*YOUR TASKS*:
1) Answer these questions from the passage on the Basel Accords.
(a) What term do bankers use for ready cash?
(b) Under Basel II, banks had to hold less capital against home mortgages than against what kind of loans?
(c) How many of Iceland's major banks failed as the crisis developed?
2) Carry on the passage about the Basel Accords, starting after its last sentence.

*DOCUMENT*:
+ + +

But inadequate capital is only one of the problems that can beset a financial institution during a crisis. Some institutions that seemed well positioned when the recent crisis struck suffered not from a lack of capital but from a lack of ready cash—what bankers refer to as “liquidity.” As the credit market froze up, they could not issue the short-term paper or obtain the overnight loans that they had always depended on to meet immediate cash needs. Insufficient liquidity left banks in various countries too cash-strapped to open their doors. One reason was that strong liquidity rules were virtually nonexistent, because Basel II did not mandate them.
The Basel Accords also failed the system by basing capital requirements on mistaken risk assessments. Basel instructed national regulators to determine the amount of capital a bank must hold based on the riskiness of its business. Since holding capital is costly for a bank’s shareholders, as capital represents money that cannot be lent at a profit, a requirement to hold more capital for some activities than for others inevitably encourages banks to aggressively pursue activities for which little capital is required. Around the world, regulators adhering to the Basel II rules required banks to hold less capital against home mortgages than against loans to big companies, which were deemed riskier. As a result, banks in many countries had too little capital to cover losses on mortgages when local housing prices collapsed and borrowers began walking away. Similarly, under Basel II, loans by foreign banks to Icelandic banks required less capital than loans to highly rated multinational corporations simply because the Icelandic government had a strong credit rating. But as the crisis developed, all three of Iceland’s major banks failed. In the end, Basel’s capital requirements destabilized the financial system by giving banks an incentive to get loans off their books by securitizing them rather than setting aside more capital to back them.

+ + +

Records from a data collection

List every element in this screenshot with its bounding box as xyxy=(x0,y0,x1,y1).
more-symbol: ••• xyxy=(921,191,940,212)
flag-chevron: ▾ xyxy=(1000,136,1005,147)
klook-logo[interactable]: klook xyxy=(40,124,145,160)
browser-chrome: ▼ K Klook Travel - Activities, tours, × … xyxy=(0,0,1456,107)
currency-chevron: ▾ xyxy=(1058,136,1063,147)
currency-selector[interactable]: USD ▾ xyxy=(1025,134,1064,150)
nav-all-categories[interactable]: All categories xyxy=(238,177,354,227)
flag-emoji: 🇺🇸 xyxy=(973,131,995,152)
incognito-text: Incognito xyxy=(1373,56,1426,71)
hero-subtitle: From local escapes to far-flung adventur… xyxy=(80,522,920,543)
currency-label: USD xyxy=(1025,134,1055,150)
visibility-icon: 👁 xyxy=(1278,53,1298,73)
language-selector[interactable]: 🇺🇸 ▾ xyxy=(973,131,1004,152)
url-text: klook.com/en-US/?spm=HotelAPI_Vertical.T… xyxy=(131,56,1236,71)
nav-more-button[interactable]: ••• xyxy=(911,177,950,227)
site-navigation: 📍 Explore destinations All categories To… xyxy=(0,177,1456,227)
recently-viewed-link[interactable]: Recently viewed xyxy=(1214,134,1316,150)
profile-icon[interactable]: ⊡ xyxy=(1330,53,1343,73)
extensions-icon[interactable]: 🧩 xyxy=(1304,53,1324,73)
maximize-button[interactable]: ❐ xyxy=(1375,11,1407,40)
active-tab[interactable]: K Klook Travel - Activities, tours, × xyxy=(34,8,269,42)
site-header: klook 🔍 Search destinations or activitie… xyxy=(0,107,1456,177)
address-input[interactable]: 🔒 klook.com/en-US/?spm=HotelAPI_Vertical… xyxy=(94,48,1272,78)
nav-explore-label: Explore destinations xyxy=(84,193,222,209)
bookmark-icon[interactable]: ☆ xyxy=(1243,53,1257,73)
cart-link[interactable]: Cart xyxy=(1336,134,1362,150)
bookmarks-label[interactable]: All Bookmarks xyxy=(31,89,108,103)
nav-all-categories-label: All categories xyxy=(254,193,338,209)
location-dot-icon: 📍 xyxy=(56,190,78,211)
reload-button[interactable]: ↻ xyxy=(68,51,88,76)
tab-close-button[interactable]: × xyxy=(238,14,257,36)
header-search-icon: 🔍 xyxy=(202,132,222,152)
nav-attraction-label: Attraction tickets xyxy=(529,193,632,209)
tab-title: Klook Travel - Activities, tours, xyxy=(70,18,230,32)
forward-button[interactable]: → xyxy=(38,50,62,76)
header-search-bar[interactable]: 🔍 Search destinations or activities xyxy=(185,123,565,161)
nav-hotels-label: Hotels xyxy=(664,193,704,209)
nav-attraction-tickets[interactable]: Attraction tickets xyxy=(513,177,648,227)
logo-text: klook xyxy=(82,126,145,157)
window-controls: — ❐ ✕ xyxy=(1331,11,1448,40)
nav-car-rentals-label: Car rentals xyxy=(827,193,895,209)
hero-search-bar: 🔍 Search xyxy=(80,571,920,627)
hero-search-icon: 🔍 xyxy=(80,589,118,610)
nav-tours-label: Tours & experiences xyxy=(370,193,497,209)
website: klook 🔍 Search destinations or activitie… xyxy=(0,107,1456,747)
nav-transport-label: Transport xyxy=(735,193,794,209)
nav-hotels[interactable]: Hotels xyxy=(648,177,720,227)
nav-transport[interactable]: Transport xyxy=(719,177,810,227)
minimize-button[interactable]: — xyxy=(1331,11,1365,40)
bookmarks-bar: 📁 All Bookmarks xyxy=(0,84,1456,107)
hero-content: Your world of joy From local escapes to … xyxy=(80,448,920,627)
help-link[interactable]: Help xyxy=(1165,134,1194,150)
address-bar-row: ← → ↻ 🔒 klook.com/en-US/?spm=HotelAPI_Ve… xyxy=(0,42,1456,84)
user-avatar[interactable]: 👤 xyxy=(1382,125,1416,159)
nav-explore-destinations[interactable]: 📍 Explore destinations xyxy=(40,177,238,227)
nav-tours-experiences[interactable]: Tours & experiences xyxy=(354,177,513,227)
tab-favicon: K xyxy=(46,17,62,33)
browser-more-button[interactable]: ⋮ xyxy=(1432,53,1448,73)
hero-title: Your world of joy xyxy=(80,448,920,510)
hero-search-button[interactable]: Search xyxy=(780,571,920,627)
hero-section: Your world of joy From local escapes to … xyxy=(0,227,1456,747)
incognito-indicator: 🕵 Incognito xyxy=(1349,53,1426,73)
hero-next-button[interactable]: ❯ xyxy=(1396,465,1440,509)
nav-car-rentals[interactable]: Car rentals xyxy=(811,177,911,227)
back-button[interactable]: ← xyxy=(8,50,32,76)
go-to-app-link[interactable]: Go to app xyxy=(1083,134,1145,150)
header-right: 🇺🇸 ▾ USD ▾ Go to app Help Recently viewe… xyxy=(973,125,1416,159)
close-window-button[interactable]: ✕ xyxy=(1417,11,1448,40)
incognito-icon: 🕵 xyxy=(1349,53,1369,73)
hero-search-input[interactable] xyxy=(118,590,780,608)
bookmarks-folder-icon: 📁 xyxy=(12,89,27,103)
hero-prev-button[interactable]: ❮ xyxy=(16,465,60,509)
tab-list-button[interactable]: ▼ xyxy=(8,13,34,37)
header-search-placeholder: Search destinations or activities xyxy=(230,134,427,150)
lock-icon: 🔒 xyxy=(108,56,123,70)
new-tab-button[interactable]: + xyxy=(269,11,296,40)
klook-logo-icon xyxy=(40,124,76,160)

+ + +

*OUTPUTS*:
1)
(a) Liquidity
(b) Loans to big companies
(c) All three

2)
Even less comforting, the Basel rules allow the biggest banks to calculate their own capital requirements based on their own internal risk models. By and large, these proprietary mathematical models performed disastrously in 2007 and 2008, failing to shield banks from large losses due to national housing-market collapses and the international economic downturn. That sorry record brings into question the wisdom of letting banks model their own capital requirements. At the same time, it is not clear that regulators have the time or the expertise to evaluate individual institutions’ highly complex risk models properly and to demand changes.
Basel’s creation of a uniform international definition of “capital” has also made the banking system less safe. Before Basel, some countries had stringent definitions, requiring banks to have large amounts of equity, whereas other countries’ definitions meant far more lenient capital requirements. Basel II made leniency the international standard. Although banks everywhere must have a certain amount of common equity, they are allowed to meet part of their capital requirements with special bondlike securities. The idea is that if a bank becomes distressed, it can stop paying interest on these so-called Tier 2 securities or convert them into equity even as the bank operates normally and services its other bonds. In all but a handful of recent bank bailouts, however, regulators treated the owners of Tier 2 securities, mostly institutional investors, no differently than other creditors, protecting them against default—which meant that the Tier 2 securities never played their intended role as a cushion against the banks’ losses. What seemed a brilliant financial idea was a political nonstarter, because in many countries, the bank regulators and their political overseers were unwilling to force the fixed-income investors who held these Tier 2 securities to bear large losses. As a result, many banks were less able to cope with losses than their published financial statements indicated.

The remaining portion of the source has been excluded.